◆ Verilen Metin:

Kıbrıs Barış Harekâtı (TSK kod adı: Atilla Harekâtı) 20 Temmuz 1974'te Başbakan Bülent Ecevit’in Liderliğinde Türk Silahlı Kuvvetleri'nin Kıbrıs'ta başlattığı harekât orak hiç silinmeyecek bir zafer olarak tarih sayfalarında yer aldı. Harekâtın ilk ayağı Yunanistan hükûmetinin desteğiyle gerçekleştirilen 15 Temmuz 1974 darbesinin ardından düzenlendi. 14 Ağustos günü başlatılan ikinci harekâtla Kuzey Lefkoşa da dahil olmak üzere adanın yüzde 37'sinin Türk kontrolüne geçmesiyle sonuçlandı. 140 bin ila 200 bin Rum adanın kuzeyinden, 42 bin ila 65 bin Türk adanın güneyinden göçmen oldu.

Türkiye Cumhuriyeti harekâtın Zürih ve Londra Antlaşması'nın 4. maddesine istinaden gerçekleştirildiğini savunmasına rağmen Birleşmiş Milletler ve Avrupa Konseyi bu harekâtı işgal olarak değerlendirdi.

◆ Veri Kesiti:

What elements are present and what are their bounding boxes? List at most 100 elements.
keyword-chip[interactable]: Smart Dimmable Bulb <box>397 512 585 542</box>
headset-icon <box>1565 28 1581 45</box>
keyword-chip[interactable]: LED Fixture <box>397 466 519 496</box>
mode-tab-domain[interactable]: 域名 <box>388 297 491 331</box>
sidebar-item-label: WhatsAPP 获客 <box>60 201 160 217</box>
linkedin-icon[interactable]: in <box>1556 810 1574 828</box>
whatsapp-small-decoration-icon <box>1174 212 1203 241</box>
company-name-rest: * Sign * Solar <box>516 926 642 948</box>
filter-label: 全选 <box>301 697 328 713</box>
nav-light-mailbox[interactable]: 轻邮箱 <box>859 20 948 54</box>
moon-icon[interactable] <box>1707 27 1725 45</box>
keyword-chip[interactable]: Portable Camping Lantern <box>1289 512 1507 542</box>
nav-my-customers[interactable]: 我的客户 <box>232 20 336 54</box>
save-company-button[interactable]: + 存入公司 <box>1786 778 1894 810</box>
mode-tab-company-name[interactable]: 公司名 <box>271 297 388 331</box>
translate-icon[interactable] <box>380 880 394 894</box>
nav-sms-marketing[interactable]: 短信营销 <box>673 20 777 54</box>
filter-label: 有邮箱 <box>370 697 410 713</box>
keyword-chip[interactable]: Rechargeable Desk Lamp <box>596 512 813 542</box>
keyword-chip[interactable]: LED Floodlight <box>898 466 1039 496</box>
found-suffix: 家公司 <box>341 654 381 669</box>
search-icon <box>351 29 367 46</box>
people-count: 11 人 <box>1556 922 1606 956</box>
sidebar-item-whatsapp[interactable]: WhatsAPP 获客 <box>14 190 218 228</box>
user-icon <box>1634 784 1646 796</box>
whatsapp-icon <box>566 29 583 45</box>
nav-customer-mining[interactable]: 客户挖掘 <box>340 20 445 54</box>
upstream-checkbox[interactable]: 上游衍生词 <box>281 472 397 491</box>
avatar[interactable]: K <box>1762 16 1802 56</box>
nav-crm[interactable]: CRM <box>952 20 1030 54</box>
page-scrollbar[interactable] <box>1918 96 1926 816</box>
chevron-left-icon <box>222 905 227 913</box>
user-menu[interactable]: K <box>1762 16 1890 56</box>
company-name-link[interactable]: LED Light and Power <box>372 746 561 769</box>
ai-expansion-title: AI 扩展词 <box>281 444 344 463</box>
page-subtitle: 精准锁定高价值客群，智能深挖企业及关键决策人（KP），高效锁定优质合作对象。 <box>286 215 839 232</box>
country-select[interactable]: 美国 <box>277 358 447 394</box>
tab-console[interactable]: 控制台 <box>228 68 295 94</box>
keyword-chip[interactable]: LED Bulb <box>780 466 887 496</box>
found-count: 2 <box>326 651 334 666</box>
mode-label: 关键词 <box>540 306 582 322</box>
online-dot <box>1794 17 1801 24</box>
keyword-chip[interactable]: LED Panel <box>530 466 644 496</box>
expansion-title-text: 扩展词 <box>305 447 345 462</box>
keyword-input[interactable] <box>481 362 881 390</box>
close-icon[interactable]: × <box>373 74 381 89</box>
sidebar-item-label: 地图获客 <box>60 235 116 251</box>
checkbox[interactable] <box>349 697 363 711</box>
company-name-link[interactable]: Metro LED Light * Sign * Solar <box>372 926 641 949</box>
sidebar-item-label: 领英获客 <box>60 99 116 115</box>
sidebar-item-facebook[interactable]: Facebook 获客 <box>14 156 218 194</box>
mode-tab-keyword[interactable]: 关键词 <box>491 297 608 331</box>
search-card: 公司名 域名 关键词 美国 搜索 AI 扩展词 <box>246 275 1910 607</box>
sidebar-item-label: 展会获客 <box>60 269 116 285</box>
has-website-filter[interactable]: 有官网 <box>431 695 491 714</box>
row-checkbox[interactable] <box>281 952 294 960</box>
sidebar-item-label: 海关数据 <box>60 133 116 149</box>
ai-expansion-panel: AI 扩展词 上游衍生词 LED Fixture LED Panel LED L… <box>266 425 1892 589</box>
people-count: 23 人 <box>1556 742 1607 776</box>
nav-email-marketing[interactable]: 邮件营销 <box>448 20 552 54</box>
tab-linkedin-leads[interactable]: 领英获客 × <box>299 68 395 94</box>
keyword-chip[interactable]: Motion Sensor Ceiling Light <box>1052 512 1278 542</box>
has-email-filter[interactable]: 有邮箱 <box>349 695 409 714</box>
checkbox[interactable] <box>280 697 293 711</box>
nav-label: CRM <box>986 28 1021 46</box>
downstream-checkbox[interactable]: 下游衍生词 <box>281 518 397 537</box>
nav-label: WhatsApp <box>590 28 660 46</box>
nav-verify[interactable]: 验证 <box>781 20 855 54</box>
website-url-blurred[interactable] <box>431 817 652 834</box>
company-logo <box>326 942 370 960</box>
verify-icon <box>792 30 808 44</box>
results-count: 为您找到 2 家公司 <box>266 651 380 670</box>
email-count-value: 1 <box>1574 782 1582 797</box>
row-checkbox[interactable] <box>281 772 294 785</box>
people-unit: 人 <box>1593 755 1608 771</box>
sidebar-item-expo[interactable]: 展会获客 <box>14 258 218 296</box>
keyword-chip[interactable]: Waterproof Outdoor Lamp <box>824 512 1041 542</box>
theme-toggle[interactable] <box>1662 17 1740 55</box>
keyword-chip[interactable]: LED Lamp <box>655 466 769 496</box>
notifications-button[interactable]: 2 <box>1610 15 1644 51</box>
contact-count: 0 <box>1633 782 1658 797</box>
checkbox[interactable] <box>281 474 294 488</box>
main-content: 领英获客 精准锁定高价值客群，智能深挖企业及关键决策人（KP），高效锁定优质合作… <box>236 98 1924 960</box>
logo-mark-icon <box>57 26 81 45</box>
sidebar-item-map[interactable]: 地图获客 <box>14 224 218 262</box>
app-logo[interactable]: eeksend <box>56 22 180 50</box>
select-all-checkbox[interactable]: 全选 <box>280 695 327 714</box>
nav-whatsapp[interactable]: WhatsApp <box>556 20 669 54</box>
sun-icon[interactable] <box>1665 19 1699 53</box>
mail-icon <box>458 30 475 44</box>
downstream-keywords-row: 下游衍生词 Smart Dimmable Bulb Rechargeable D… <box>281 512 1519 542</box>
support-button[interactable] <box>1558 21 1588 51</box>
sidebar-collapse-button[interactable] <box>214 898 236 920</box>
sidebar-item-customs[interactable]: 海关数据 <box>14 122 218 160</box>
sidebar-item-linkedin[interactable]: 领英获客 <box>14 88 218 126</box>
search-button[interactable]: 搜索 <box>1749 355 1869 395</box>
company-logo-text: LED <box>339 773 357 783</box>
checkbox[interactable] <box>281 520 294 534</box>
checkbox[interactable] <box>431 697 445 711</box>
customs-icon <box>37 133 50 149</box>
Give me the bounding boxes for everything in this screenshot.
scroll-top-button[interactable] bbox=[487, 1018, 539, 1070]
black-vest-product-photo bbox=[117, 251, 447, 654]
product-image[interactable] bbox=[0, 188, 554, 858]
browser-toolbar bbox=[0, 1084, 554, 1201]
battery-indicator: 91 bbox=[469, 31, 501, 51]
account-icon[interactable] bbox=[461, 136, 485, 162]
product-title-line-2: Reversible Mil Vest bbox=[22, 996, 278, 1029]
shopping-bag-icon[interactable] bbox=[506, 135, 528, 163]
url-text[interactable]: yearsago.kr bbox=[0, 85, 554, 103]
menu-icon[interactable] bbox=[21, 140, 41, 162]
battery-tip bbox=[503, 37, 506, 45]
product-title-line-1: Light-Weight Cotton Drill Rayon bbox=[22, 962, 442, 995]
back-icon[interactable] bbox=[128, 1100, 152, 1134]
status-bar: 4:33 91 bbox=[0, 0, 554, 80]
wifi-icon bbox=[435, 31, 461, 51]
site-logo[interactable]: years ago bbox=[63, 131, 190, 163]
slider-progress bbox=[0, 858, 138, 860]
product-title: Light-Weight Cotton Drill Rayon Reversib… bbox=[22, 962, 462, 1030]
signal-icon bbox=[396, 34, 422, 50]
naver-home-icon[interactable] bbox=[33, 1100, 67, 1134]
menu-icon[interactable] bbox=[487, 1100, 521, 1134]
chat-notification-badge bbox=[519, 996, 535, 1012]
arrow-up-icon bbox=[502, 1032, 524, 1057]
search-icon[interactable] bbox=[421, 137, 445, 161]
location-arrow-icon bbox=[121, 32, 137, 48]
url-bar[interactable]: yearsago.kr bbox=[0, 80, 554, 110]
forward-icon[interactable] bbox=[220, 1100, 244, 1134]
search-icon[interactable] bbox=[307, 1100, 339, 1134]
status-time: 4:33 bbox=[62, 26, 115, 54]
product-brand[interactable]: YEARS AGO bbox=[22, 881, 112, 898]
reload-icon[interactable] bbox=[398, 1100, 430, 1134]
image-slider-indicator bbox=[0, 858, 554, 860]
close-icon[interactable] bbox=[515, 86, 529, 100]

◆ Alıştırma:
Kıbrıs Barış Harekâtı metnine göre aşağıdaki soruları yanıtlayın.
1. Harekâtın TSK kod adı nedir?
2. İkinci harekât hangi gün başlatıldı?
3. Harekâtı işgal olarak değerlendiren iki kuruluş hangileridir?

◆ Çözüm:
1. Atilla Harekâtı
2. 14 Ağustos
3. Birleşmiş Milletler ve Avrupa Konseyi